What is needed => Every line below that holds the string "this" should be copied out.

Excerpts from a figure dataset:
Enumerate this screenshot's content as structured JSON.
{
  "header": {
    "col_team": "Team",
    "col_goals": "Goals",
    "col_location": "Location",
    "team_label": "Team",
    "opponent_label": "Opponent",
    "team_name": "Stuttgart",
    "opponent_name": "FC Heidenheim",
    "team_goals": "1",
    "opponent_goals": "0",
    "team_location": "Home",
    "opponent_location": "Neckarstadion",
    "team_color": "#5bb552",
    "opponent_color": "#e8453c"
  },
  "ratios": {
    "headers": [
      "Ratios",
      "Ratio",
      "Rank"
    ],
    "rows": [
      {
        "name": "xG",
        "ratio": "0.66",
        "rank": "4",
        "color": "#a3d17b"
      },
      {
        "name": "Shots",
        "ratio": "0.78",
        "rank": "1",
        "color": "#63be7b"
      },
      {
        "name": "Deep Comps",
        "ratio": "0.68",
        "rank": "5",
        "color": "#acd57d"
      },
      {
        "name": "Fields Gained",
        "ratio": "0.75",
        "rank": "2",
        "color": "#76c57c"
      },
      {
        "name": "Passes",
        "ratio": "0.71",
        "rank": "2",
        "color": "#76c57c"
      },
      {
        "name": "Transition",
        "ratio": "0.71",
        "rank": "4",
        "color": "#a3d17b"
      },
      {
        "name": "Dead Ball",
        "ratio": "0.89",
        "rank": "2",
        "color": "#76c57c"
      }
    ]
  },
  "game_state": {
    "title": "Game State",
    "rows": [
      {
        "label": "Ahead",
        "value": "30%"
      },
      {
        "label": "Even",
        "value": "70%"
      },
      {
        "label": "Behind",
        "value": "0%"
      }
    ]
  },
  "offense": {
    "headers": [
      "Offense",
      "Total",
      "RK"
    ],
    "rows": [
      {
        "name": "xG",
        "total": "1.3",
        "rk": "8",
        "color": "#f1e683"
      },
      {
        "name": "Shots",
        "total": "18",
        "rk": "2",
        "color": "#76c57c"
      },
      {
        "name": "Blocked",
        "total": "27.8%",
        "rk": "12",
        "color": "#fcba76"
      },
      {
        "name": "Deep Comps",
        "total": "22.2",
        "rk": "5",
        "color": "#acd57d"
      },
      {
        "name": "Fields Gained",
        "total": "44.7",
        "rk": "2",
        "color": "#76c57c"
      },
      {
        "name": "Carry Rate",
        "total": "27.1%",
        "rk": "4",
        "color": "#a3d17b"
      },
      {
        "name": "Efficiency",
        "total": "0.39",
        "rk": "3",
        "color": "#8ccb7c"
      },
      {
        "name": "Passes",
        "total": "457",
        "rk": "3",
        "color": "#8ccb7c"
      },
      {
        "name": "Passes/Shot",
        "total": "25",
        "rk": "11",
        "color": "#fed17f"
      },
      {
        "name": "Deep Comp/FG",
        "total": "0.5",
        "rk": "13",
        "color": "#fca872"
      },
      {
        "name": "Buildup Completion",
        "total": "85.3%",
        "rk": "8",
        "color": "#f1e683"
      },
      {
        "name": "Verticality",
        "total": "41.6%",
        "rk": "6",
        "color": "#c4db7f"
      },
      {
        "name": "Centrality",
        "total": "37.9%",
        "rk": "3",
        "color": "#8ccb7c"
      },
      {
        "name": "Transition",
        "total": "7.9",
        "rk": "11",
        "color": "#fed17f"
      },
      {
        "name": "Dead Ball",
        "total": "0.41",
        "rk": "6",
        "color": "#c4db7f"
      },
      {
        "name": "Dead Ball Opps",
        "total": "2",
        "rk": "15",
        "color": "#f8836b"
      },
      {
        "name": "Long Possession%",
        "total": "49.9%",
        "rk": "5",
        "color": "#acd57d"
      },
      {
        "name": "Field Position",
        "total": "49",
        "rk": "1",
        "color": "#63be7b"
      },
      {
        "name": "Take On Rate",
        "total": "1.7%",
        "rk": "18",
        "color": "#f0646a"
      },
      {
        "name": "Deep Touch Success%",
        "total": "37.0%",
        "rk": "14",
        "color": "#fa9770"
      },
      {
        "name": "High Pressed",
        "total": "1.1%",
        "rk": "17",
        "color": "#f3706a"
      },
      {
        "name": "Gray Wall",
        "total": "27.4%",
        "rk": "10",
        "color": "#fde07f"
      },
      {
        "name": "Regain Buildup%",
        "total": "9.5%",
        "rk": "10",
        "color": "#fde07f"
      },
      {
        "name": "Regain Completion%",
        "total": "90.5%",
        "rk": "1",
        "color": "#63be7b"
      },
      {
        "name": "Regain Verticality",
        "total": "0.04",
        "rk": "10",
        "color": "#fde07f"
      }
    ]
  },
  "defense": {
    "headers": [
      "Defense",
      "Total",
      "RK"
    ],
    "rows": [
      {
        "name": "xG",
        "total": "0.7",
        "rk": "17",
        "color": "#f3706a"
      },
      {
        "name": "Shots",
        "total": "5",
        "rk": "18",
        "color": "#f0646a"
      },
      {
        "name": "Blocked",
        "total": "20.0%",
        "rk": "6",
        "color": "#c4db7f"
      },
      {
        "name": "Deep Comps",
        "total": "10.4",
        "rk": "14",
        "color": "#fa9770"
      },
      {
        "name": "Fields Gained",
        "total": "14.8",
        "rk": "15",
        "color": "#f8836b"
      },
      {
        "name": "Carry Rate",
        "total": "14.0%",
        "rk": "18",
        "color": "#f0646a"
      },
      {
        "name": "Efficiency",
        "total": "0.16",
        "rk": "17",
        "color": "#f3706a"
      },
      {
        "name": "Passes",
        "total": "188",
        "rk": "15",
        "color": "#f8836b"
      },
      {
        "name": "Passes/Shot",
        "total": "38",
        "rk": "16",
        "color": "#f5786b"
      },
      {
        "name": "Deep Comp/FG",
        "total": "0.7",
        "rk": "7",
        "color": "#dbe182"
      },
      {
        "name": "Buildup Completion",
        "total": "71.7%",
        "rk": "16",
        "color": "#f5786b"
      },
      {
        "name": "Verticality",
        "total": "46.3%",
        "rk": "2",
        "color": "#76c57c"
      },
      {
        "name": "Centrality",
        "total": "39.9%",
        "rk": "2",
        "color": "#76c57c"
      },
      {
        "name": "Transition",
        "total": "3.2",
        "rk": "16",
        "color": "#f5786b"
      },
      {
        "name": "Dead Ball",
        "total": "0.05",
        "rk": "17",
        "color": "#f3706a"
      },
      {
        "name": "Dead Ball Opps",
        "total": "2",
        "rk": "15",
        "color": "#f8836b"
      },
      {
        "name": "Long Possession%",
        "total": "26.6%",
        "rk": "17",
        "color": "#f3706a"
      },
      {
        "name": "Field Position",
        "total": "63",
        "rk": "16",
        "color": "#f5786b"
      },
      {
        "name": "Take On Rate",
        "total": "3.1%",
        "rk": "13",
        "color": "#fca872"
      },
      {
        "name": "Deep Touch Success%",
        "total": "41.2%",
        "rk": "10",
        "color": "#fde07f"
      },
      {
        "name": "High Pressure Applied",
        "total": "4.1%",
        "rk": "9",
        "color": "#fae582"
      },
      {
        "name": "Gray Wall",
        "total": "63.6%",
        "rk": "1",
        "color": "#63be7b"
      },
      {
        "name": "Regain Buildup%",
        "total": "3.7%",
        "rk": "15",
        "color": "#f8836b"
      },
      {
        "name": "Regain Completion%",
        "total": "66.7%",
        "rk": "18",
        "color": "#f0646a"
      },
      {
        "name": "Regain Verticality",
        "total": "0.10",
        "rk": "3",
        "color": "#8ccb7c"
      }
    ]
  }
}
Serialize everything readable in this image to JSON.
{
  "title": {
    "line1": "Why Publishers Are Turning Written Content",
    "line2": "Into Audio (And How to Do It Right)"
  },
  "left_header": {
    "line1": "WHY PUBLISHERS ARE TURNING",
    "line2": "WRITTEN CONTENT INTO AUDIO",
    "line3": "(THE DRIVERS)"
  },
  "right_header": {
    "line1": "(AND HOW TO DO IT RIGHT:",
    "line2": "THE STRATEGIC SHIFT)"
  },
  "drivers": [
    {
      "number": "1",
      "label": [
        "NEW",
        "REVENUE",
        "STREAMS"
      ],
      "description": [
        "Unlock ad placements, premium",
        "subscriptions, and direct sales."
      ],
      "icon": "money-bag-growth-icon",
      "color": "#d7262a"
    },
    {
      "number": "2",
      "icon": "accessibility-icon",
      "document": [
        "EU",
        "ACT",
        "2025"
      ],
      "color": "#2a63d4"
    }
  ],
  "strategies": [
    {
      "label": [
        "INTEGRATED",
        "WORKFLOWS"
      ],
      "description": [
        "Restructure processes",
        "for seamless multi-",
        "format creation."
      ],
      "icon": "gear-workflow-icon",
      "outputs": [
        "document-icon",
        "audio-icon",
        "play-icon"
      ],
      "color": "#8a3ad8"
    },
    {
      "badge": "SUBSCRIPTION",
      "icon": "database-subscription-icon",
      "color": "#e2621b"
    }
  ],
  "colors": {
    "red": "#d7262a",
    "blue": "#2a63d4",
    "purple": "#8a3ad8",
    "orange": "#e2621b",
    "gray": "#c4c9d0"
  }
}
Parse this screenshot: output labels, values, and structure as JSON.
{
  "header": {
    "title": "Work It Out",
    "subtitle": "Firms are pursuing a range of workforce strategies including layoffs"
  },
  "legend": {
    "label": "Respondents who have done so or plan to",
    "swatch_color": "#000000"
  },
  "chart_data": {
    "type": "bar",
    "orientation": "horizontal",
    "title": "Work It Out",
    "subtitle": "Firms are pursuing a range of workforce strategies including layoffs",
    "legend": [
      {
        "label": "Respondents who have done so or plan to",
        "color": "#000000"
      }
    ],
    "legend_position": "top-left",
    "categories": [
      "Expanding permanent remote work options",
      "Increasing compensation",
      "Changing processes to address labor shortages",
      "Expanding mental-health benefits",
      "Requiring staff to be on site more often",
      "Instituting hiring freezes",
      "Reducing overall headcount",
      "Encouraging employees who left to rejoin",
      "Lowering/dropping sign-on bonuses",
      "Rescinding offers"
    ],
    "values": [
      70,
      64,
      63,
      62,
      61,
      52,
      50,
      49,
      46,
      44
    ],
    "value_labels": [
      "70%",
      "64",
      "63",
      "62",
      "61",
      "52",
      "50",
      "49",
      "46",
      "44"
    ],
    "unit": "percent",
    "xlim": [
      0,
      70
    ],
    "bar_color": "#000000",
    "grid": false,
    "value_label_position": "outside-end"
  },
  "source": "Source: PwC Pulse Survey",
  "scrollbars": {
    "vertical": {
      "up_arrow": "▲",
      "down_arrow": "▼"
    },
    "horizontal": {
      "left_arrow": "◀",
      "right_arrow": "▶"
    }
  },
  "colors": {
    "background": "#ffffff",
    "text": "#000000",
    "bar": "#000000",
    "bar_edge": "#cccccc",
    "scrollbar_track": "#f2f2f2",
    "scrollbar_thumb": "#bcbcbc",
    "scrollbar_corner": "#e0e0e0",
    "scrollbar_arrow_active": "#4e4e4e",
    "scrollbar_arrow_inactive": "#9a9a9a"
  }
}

Answer for the task =>
Enumerate this screenshot's content as structured JSON.
Serialize everything readable in this image to JSON.
Parse this screenshot: output labels, values, and structure as JSON.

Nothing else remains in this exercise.